Information shown -
----
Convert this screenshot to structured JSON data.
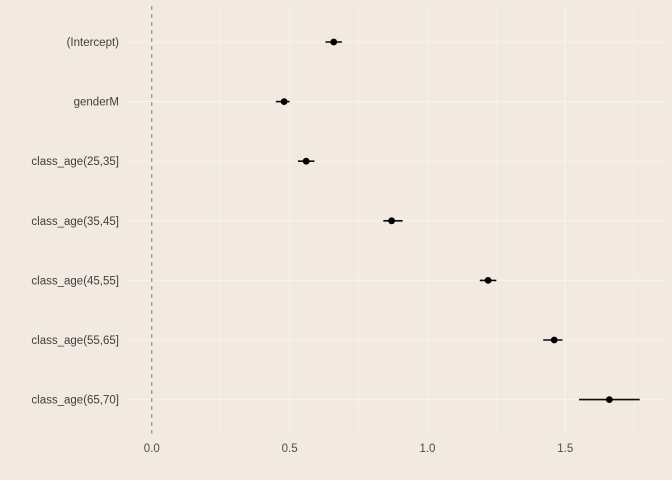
{
  "chart_data": {
    "type": "scatter",
    "subtype": "coefficient-dot-whisker",
    "title": "",
    "xlabel": "",
    "ylabel": "",
    "categories": [
      "(Intercept)",
      "genderM",
      "class_age(25,35]",
      "class_age(35,45]",
      "class_age(45,55]",
      "class_age(55,65]",
      "class_age(65,70]"
    ],
    "series": [
      {
        "name": "estimate",
        "values": [
          0.66,
          0.48,
          0.56,
          0.87,
          1.22,
          1.46,
          1.66
        ],
        "ci_lower": [
          0.63,
          0.45,
          0.53,
          0.84,
          1.19,
          1.42,
          1.55
        ],
        "ci_upper": [
          0.69,
          0.5,
          0.59,
          0.91,
          1.25,
          1.49,
          1.77
        ]
      }
    ],
    "x_tick_labels": [
      "0.0",
      "0.5",
      "1.0",
      "1.5"
    ],
    "x_tick_values": [
      0.0,
      0.5,
      1.0,
      1.5
    ],
    "xlim": [
      -0.09,
      1.86
    ],
    "minor_grid_step": 0.25,
    "reference_line_x": 0.0,
    "grid": "on",
    "legend": "none"
  },
  "colors": {
    "background": "#f2e9e0",
    "grid_major": "#f9f3ec",
    "grid_minor": "#f7f0e8",
    "reference_line": "#787878",
    "point": "#000000",
    "whisker": "#0d0d0d",
    "category_label_text": "#3f3f3f",
    "tick_label_text": "#4e4e4e"
  }
}
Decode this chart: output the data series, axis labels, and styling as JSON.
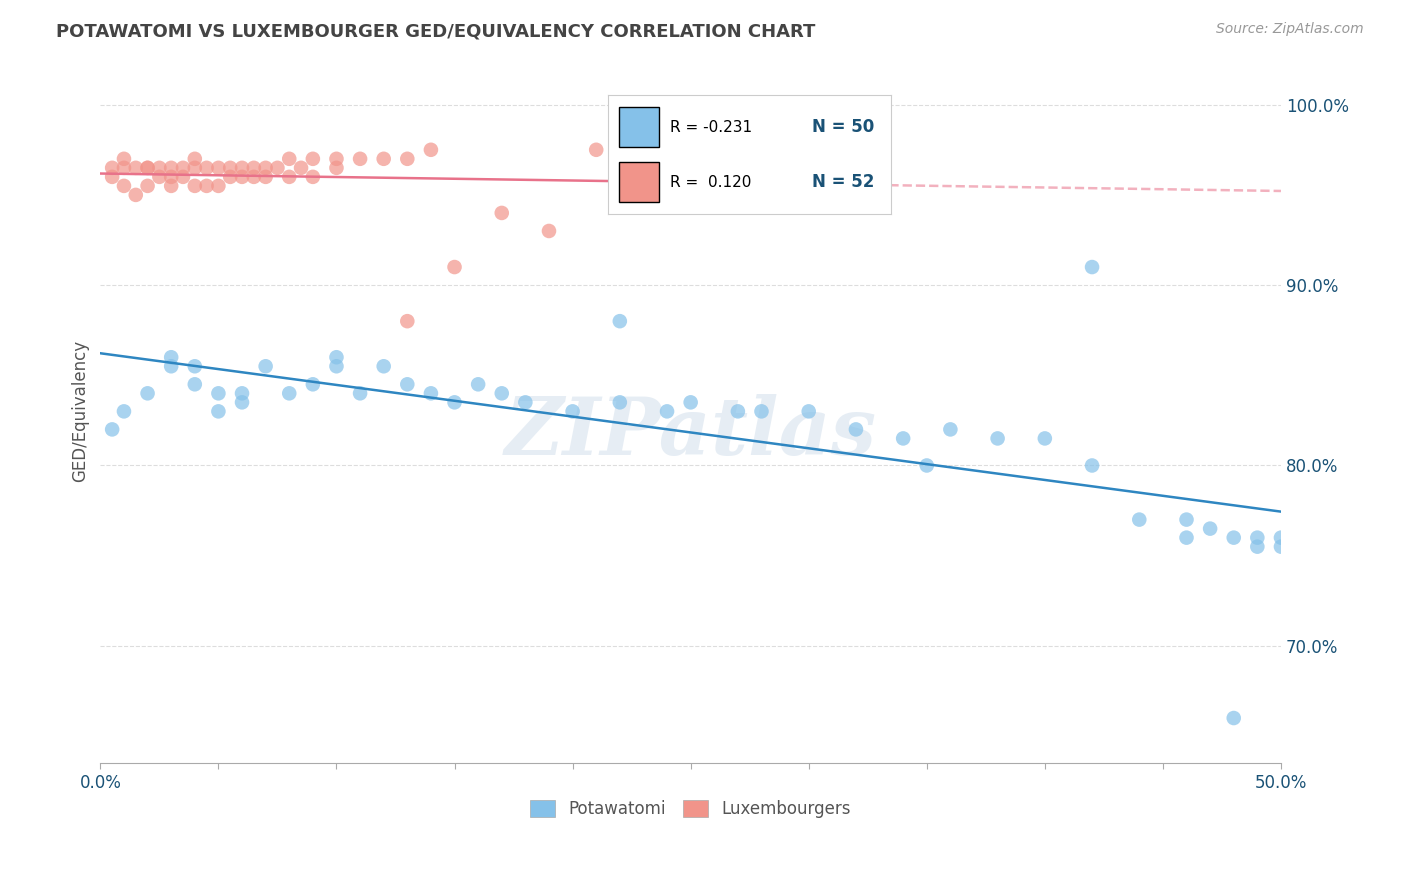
{
  "title": "POTAWATOMI VS LUXEMBOURGER GED/EQUIVALENCY CORRELATION CHART",
  "source": "Source: ZipAtlas.com",
  "ylabel_label": "GED/Equivalency",
  "xlim": [
    0.0,
    0.5
  ],
  "ylim": [
    0.635,
    1.025
  ],
  "ytick_positions": [
    0.7,
    0.8,
    0.9,
    1.0
  ],
  "ytick_labels": [
    "70.0%",
    "80.0%",
    "90.0%",
    "100.0%"
  ],
  "xtick_positions": [
    0.0,
    0.05,
    0.1,
    0.15,
    0.2,
    0.25,
    0.3,
    0.35,
    0.4,
    0.45,
    0.5
  ],
  "xtick_major_positions": [
    0.0,
    0.5
  ],
  "xtick_labels_shown": [
    "0.0%",
    "50.0%"
  ],
  "color_potawatomi": "#85C1E9",
  "color_luxembourger": "#F1948A",
  "color_line_potawatomi": "#2E86C1",
  "color_line_luxembourger": "#E8728A",
  "color_grid": "#DDDDDD",
  "color_r_value": "#1A5276",
  "potawatomi_x": [
    0.005,
    0.01,
    0.02,
    0.03,
    0.03,
    0.04,
    0.04,
    0.05,
    0.05,
    0.06,
    0.06,
    0.07,
    0.08,
    0.09,
    0.1,
    0.1,
    0.11,
    0.12,
    0.13,
    0.14,
    0.15,
    0.16,
    0.17,
    0.18,
    0.2,
    0.22,
    0.24,
    0.25,
    0.27,
    0.28,
    0.3,
    0.32,
    0.34,
    0.36,
    0.38,
    0.4,
    0.42,
    0.44,
    0.46,
    0.46,
    0.47,
    0.48,
    0.49,
    0.49,
    0.5,
    0.5,
    0.22,
    0.35,
    0.42,
    0.48
  ],
  "potawatomi_y": [
    0.82,
    0.83,
    0.84,
    0.86,
    0.855,
    0.845,
    0.855,
    0.83,
    0.84,
    0.835,
    0.84,
    0.855,
    0.84,
    0.845,
    0.86,
    0.855,
    0.84,
    0.855,
    0.845,
    0.84,
    0.835,
    0.845,
    0.84,
    0.835,
    0.83,
    0.835,
    0.83,
    0.835,
    0.83,
    0.83,
    0.83,
    0.82,
    0.815,
    0.82,
    0.815,
    0.815,
    0.8,
    0.77,
    0.76,
    0.77,
    0.765,
    0.76,
    0.755,
    0.76,
    0.76,
    0.755,
    0.88,
    0.8,
    0.91,
    0.66
  ],
  "luxembourger_x": [
    0.005,
    0.005,
    0.01,
    0.01,
    0.01,
    0.015,
    0.015,
    0.02,
    0.02,
    0.02,
    0.025,
    0.025,
    0.03,
    0.03,
    0.03,
    0.035,
    0.035,
    0.04,
    0.04,
    0.04,
    0.045,
    0.045,
    0.05,
    0.05,
    0.055,
    0.055,
    0.06,
    0.06,
    0.065,
    0.065,
    0.07,
    0.07,
    0.075,
    0.08,
    0.08,
    0.085,
    0.09,
    0.09,
    0.1,
    0.1,
    0.11,
    0.12,
    0.13,
    0.14,
    0.15,
    0.17,
    0.19,
    0.21,
    0.23,
    0.25,
    0.13,
    0.24
  ],
  "luxembourger_y": [
    0.965,
    0.96,
    0.965,
    0.955,
    0.97,
    0.965,
    0.95,
    0.965,
    0.955,
    0.965,
    0.96,
    0.965,
    0.965,
    0.96,
    0.955,
    0.965,
    0.96,
    0.965,
    0.97,
    0.955,
    0.965,
    0.955,
    0.965,
    0.955,
    0.965,
    0.96,
    0.965,
    0.96,
    0.965,
    0.96,
    0.965,
    0.96,
    0.965,
    0.97,
    0.96,
    0.965,
    0.97,
    0.96,
    0.97,
    0.965,
    0.97,
    0.97,
    0.97,
    0.975,
    0.91,
    0.94,
    0.93,
    0.975,
    0.975,
    0.975,
    0.88,
    0.97
  ],
  "watermark_text": "ZIPatlas",
  "background_color": "#FFFFFF"
}
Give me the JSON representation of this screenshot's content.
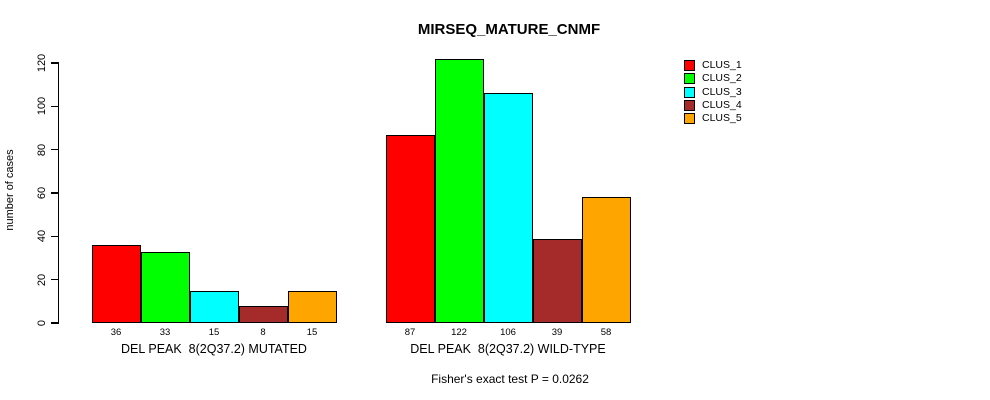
----
What the exercise asks -
Quote the listing above in full, except for the pictures.

Problem solution -
Convert this screenshot to structured JSON data.
{
  "chart_data": {
    "type": "scatter",
    "subtype": "coefficient-dot-whisker",
    "title": "",
    "xlabel": "",
    "ylabel": "",
    "categories": [
      "(Intercept)",
      "genderM",
      "class_age(25,35]",
      "class_age(35,45]",
      "class_age(45,55]",
      "class_age(55,65]",
      "class_age(65,70]"
    ],
    "series": [
      {
        "name": "estimate",
        "values": [
          0.66,
          0.48,
          0.56,
          0.87,
          1.22,
          1.46,
          1.66
        ],
        "ci_lower": [
          0.63,
          0.45,
          0.53,
          0.84,
          1.19,
          1.42,
          1.55
        ],
        "ci_upper": [
          0.69,
          0.5,
          0.59,
          0.91,
          1.25,
          1.49,
          1.77
        ]
      }
    ],
    "x_tick_labels": [
      "0.0",
      "0.5",
      "1.0",
      "1.5"
    ],
    "x_tick_values": [
      0.0,
      0.5,
      1.0,
      1.5
    ],
    "xlim": [
      -0.09,
      1.86
    ],
    "minor_grid_step": 0.25,
    "reference_line_x": 0.0,
    "grid": "on",
    "legend": "none"
  },
  "colors": {
    "background": "#f2e9e0",
    "grid_major": "#f9f3ec",
    "grid_minor": "#f7f0e8",
    "reference_line": "#787878",
    "point": "#000000",
    "whisker": "#0d0d0d",
    "category_label_text": "#3f3f3f",
    "tick_label_text": "#4e4e4e"
  }
}
Decode this chart: output the data series, axis labels, and styling as JSON.
{
  "title": "POTAWATOMI VS LUXEMBOURGER GED/EQUIVALENCY CORRELATION CHART",
  "source": "Source: ZipAtlas.com",
  "ylabel_label": "GED/Equivalency",
  "xlim": [
    0.0,
    0.5
  ],
  "ylim": [
    0.635,
    1.025
  ],
  "ytick_positions": [
    0.7,
    0.8,
    0.9,
    1.0
  ],
  "ytick_labels": [
    "70.0%",
    "80.0%",
    "90.0%",
    "100.0%"
  ],
  "xtick_positions": [
    0.0,
    0.05,
    0.1,
    0.15,
    0.2,
    0.25,
    0.3,
    0.35,
    0.4,
    0.45,
    0.5
  ],
  "xtick_major_positions": [
    0.0,
    0.5
  ],
  "xtick_labels_shown": [
    "0.0%",
    "50.0%"
  ],
  "color_potawatomi": "#85C1E9",
  "color_luxembourger": "#F1948A",
  "color_line_potawatomi": "#2E86C1",
  "color_line_luxembourger": "#E8728A",
  "color_grid": "#DDDDDD",
  "color_r_value": "#1A5276",
  "potawatomi_x": [
    0.005,
    0.01,
    0.02,
    0.03,
    0.03,
    0.04,
    0.04,
    0.05,
    0.05,
    0.06,
    0.06,
    0.07,
    0.08,
    0.09,
    0.1,
    0.1,
    0.11,
    0.12,
    0.13,
    0.14,
    0.15,
    0.16,
    0.17,
    0.18,
    0.2,
    0.22,
    0.24,
    0.25,
    0.27,
    0.28,
    0.3,
    0.32,
    0.34,
    0.36,
    0.38,
    0.4,
    0.42,
    0.44,
    0.46,
    0.46,
    0.47,
    0.48,
    0.49,
    0.49,
    0.5,
    0.5,
    0.22,
    0.35,
    0.42,
    0.48
  ],
  "potawatomi_y": [
    0.82,
    0.83,
    0.84,
    0.86,
    0.855,
    0.845,
    0.855,
    0.83,
    0.84,
    0.835,
    0.84,
    0.855,
    0.84,
    0.845,
    0.86,
    0.855,
    0.84,
    0.855,
    0.845,
    0.84,
    0.835,
    0.845,
    0.84,
    0.835,
    0.83,
    0.835,
    0.83,
    0.835,
    0.83,
    0.83,
    0.83,
    0.82,
    0.815,
    0.82,
    0.815,
    0.815,
    0.8,
    0.77,
    0.76,
    0.77,
    0.765,
    0.76,
    0.755,
    0.76,
    0.76,
    0.755,
    0.88,
    0.8,
    0.91,
    0.66
  ],
  "luxembourger_x": [
    0.005,
    0.005,
    0.01,
    0.01,
    0.01,
    0.015,
    0.015,
    0.02,
    0.02,
    0.02,
    0.025,
    0.025,
    0.03,
    0.03,
    0.03,
    0.035,
    0.035,
    0.04,
    0.04,
    0.04,
    0.045,
    0.045,
    0.05,
    0.05,
    0.055,
    0.055,
    0.06,
    0.06,
    0.065,
    0.065,
    0.07,
    0.07,
    0.075,
    0.08,
    0.08,
    0.085,
    0.09,
    0.09,
    0.1,
    0.1,
    0.11,
    0.12,
    0.13,
    0.14,
    0.15,
    0.17,
    0.19,
    0.21,
    0.23,
    0.25,
    0.13,
    0.24
  ],
  "luxembourger_y": [
    0.965,
    0.96,
    0.965,
    0.955,
    0.97,
    0.965,
    0.95,
    0.965,
    0.955,
    0.965,
    0.96,
    0.965,
    0.965,
    0.96,
    0.955,
    0.965,
    0.96,
    0.965,
    0.97,
    0.955,
    0.965,
    0.955,
    0.965,
    0.955,
    0.965,
    0.96,
    0.965,
    0.96,
    0.965,
    0.96,
    0.965,
    0.96,
    0.965,
    0.97,
    0.96,
    0.965,
    0.97,
    0.96,
    0.97,
    0.965,
    0.97,
    0.97,
    0.97,
    0.975,
    0.91,
    0.94,
    0.93,
    0.975,
    0.975,
    0.975,
    0.88,
    0.97
  ],
  "watermark_text": "ZIPatlas",
  "background_color": "#FFFFFF"
}
Give me the JSON representation of this screenshot's content.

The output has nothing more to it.